GIVEN TASK. List every line below containing "下列说法正确的是".
==== WORKING DATA
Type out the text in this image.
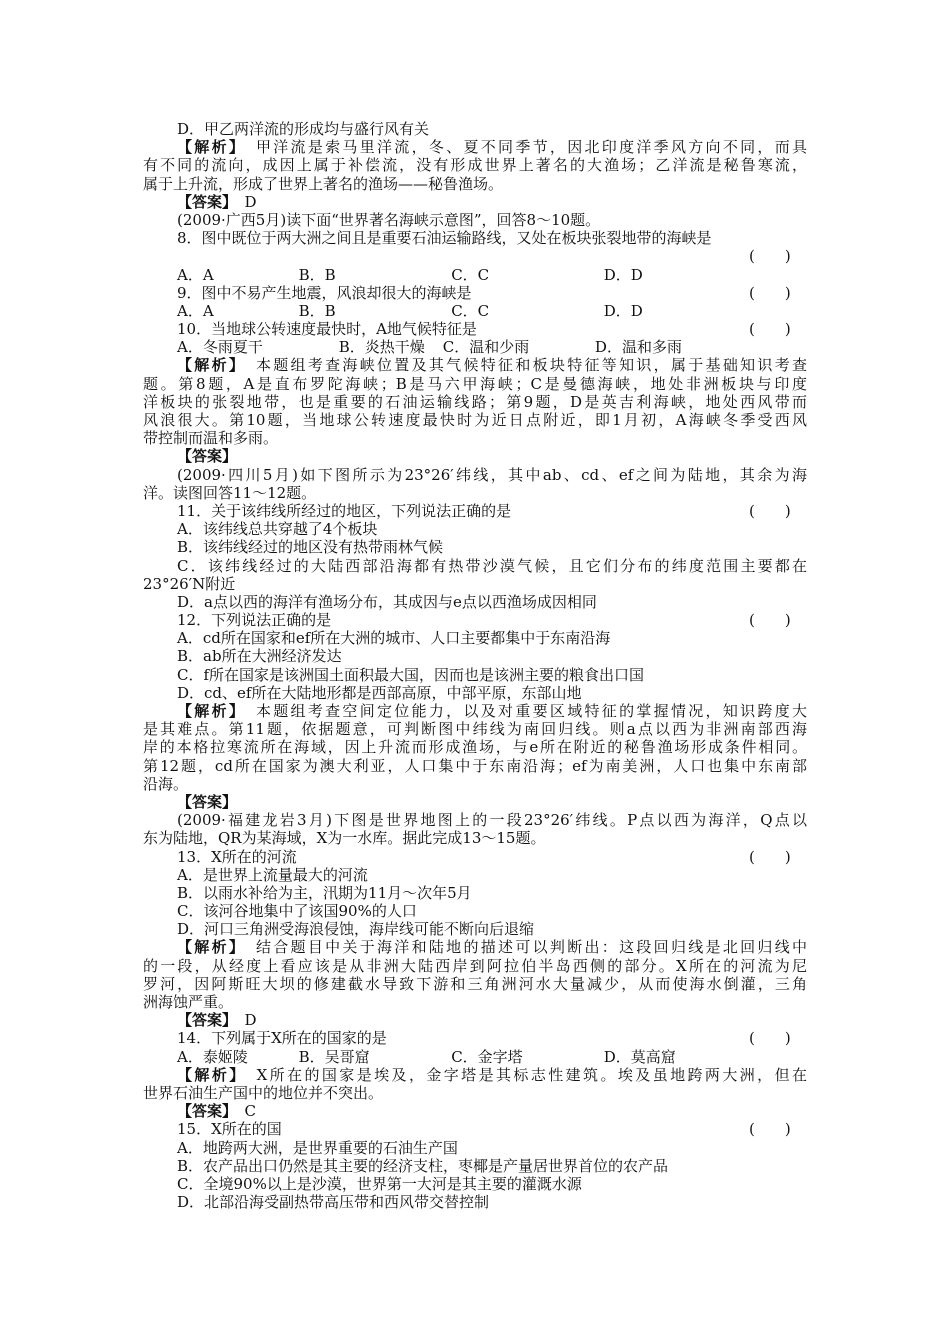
D．甲乙两洋流的形成均与盛行风有关
【解析】　甲洋流是索马里洋流，冬、夏不同季节，因北印度洋季风方向不同，而具
有不同的流向，成因上属于补偿流，没有形成世界上著名的大渔场；乙洋流是秘鲁寒流，
属于上升流，形成了世界上著名的渔场——秘鲁渔场。
【答案】　D
(2009·广西5月)读下面“世界著名海峡示意图”，回答8～10题。
8．图中既位于两大洲之间且是重要石油运输路线，又处在板块张裂地带的海峡是
(　　)
A．A	B．B	C．C	D．D
(　　)
9．图中不易产生地震，风浪却很大的海峡是
A．A	B．B	C．C	D．D
(　　)
10．当地球公转速度最快时，A地气候特征是
A．冬雨夏干	B．炎热干燥	C．温和少雨	D．温和多雨
【解析】　本题组考查海峡位置及其气候特征和板块特征等知识，属于基础知识考查
题。第8题，A是直布罗陀海峡；B是马六甲海峡；C是曼德海峡，地处非洲板块与印度
洋板块的张裂地带，也是重要的石油运输线路；第9题，D是英吉利海峡，地处西风带而
风浪很大。第10题，当地球公转速度最快时为近日点附近，即1月初，A海峡冬季受西风
带控制而温和多雨。
【答案】
(2009·四川5月)如下图所示为23°26′纬线，其中ab、cd、ef之间为陆地，其余为海
洋。读图回答11～12题。
(　　)
11．关于该纬线所经过的地区，下列说法正确的是
A．该纬线总共穿越了4个板块
B．该纬线经过的地区没有热带雨林气候
C．该纬线经过的大陆西部沿海都有热带沙漠气候，且它们分布的纬度范围主要都在
23°26′N附近
D．a点以西的海洋有渔场分布，其成因与e点以西渔场成因相同
(　　)
12．下列说法正确的是
A．cd所在国家和ef所在大洲的城市、人口主要都集中于东南沿海
B．ab所在大洲经济发达
C．f所在国家是该洲国土面积最大国，因而也是该洲主要的粮食出口国
D．cd、ef所在大陆地形都是西部高原，中部平原，东部山地
【解析】　本题组考查空间定位能力，以及对重要区域特征的掌握情况，知识跨度大
是其难点。第11题，依据题意，可判断图中纬线为南回归线。则a点以西为非洲南部西海
岸的本格拉寒流所在海域，因上升流而形成渔场，与e所在附近的秘鲁渔场形成条件相同。
第12题，cd所在国家为澳大利亚，人口集中于东南沿海；ef为南美洲，人口也集中东南部
沿海。
【答案】
(2009·福建龙岩3月)下图是世界地图上的一段23°26′纬线。P点以西为海洋，Q点以
东为陆地，QR为某海域，X为一水库。据此完成13～15题。
(　　)
13．X所在的河流
A．是世界上流量最大的河流
B．以雨水补给为主，汛期为11月～次年5月
C．该河谷地集中了该国90%的人口
D．河口三角洲受海浪侵蚀，海岸线可能不断向后退缩
【解析】　结合题目中关于海洋和陆地的描述可以判断出：这段回归线是北回归线中
的一段，从经度上看应该是从非洲大陆西岸到阿拉伯半岛西侧的部分。X所在的河流为尼
罗河，因阿斯旺大坝的修建截水导致下游和三角洲河水大量减少，从而使海水倒灌，三角
洲海蚀严重。
【答案】　D
(　　)
14．下列属于X所在的国家的是
A．泰姬陵	B．吴哥窟	C．金字塔	D．莫高窟
【解析】　X所在的国家是埃及，金字塔是其标志性建筑。埃及虽地跨两大洲，但在
世界石油生产国中的地位并不突出。
【答案】　C
(　　)
15．X所在的国
A．地跨两大洲，是世界重要的石油生产国
B．农产品出口仍然是其主要的经济支柱，枣椰是产量居世界首位的农产品
C．全境90%以上是沙漠，世界第一大河是其主要的灌溉水源
D．北部沿海受副热带高压带和西风带交替控制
========
SOLUTION BELOW.
11．关于该纬线所经过的地区，下列说法正确的是
12．下列说法正确的是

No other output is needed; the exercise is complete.